---------- Exercise inputs ----------
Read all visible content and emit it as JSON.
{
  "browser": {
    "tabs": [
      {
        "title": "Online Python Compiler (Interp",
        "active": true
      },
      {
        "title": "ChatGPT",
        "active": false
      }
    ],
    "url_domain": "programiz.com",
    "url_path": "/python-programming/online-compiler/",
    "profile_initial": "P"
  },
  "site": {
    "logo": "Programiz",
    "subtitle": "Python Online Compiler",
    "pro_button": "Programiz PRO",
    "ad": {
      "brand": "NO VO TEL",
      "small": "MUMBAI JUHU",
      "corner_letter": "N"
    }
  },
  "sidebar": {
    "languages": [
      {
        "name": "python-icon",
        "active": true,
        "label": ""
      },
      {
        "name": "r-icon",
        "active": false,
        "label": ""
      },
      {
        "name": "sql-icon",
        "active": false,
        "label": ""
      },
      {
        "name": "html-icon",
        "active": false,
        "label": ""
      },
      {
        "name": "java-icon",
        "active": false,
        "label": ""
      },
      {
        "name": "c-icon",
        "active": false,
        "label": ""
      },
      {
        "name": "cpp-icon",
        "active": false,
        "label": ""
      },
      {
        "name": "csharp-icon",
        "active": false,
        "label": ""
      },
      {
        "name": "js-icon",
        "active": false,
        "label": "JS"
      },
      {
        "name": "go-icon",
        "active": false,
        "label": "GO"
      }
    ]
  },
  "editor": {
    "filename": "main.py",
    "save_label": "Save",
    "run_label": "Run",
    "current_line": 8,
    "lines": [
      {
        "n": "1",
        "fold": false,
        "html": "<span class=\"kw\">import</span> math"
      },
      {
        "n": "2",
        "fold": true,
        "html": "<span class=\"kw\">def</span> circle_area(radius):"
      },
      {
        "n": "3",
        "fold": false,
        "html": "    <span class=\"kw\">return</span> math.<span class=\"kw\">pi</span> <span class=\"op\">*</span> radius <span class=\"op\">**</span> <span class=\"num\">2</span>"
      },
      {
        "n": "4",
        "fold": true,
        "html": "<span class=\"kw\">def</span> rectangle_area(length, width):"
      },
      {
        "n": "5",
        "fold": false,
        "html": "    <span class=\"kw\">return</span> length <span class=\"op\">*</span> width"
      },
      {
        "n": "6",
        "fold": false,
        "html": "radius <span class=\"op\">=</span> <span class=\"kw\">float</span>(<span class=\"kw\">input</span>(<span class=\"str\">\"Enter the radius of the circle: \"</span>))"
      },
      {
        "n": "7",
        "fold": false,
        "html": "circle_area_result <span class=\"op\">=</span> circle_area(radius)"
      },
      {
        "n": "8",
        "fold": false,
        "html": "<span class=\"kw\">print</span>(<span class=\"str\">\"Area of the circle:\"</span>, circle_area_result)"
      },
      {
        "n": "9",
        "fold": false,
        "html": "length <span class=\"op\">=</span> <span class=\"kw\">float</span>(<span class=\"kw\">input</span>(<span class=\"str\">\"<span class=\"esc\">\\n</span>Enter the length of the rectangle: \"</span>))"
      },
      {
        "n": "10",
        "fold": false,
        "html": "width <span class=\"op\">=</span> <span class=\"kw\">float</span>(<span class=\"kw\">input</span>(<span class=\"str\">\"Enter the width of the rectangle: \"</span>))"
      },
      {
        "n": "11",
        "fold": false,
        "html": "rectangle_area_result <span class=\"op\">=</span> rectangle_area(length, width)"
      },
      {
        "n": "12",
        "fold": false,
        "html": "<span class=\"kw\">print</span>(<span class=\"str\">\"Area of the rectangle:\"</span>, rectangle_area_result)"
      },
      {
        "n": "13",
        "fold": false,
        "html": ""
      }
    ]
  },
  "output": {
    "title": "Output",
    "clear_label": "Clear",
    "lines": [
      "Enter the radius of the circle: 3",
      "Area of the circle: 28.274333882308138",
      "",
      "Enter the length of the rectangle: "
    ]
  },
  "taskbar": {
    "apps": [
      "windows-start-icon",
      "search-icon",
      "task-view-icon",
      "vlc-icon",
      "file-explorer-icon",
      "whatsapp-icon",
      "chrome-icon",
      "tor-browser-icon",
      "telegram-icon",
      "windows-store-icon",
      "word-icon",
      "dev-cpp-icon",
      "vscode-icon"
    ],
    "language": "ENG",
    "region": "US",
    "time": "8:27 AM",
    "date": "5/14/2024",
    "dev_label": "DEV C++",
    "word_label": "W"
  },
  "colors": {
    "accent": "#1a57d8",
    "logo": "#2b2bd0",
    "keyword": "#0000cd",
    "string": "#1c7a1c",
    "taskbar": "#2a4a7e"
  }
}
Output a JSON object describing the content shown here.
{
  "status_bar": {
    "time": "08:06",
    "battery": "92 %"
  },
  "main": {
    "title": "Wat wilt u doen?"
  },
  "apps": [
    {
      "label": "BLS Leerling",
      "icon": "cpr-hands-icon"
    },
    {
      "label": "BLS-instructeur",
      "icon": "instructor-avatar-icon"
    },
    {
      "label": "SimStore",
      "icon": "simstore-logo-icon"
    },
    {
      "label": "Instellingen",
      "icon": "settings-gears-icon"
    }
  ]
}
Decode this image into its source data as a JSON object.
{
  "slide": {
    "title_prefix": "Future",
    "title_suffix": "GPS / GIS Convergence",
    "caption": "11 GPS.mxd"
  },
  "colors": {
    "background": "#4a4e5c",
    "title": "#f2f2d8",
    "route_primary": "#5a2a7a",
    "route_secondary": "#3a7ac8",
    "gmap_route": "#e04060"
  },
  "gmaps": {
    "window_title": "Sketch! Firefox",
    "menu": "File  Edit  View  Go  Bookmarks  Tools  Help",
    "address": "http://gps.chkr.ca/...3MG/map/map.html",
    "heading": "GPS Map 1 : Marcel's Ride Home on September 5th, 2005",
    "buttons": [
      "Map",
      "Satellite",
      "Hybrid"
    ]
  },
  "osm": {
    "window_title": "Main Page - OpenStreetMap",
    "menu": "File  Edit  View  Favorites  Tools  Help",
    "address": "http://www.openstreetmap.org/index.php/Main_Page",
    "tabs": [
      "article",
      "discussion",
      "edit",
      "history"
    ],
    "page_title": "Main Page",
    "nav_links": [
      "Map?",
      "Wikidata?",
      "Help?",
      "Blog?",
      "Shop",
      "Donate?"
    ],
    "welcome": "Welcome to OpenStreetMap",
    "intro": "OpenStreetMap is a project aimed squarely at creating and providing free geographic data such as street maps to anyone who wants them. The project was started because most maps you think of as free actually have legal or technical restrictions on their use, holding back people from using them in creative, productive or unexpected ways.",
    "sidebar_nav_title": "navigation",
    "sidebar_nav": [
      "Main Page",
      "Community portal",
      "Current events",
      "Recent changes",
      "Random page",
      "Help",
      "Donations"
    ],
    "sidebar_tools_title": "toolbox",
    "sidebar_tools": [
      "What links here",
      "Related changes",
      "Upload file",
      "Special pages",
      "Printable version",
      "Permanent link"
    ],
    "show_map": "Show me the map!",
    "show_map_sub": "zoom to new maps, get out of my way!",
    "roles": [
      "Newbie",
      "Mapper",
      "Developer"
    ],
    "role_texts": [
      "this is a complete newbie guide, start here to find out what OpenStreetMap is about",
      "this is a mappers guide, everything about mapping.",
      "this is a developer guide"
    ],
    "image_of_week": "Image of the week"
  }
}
----------
● **What is being asked**
Which lines contain the word "float"? Return each of them.

● **Response to this exercise**
        "html": "radius <span class=\"op\">=</span> <span class=\"kw\">float</span>(<span class=\"kw\">input</span>(<span class=\"str\">\"Enter the radius of the circle: \"</span>))"
        "html": "length <span class=\"op\">=</span> <span class=\"kw\">float</span>(<span class=\"kw\">input</span>(<span class=\"str\">\"<span class=\"esc\">\\n</span>Enter the length of the rectangle: \"</span>))"
        "html": "width <span class=\"op\">=</span> <span class=\"kw\">float</span>(<span class=\"kw\">input</span>(<span class=\"str\">\"Enter the width of the rectangle: \"</span>))"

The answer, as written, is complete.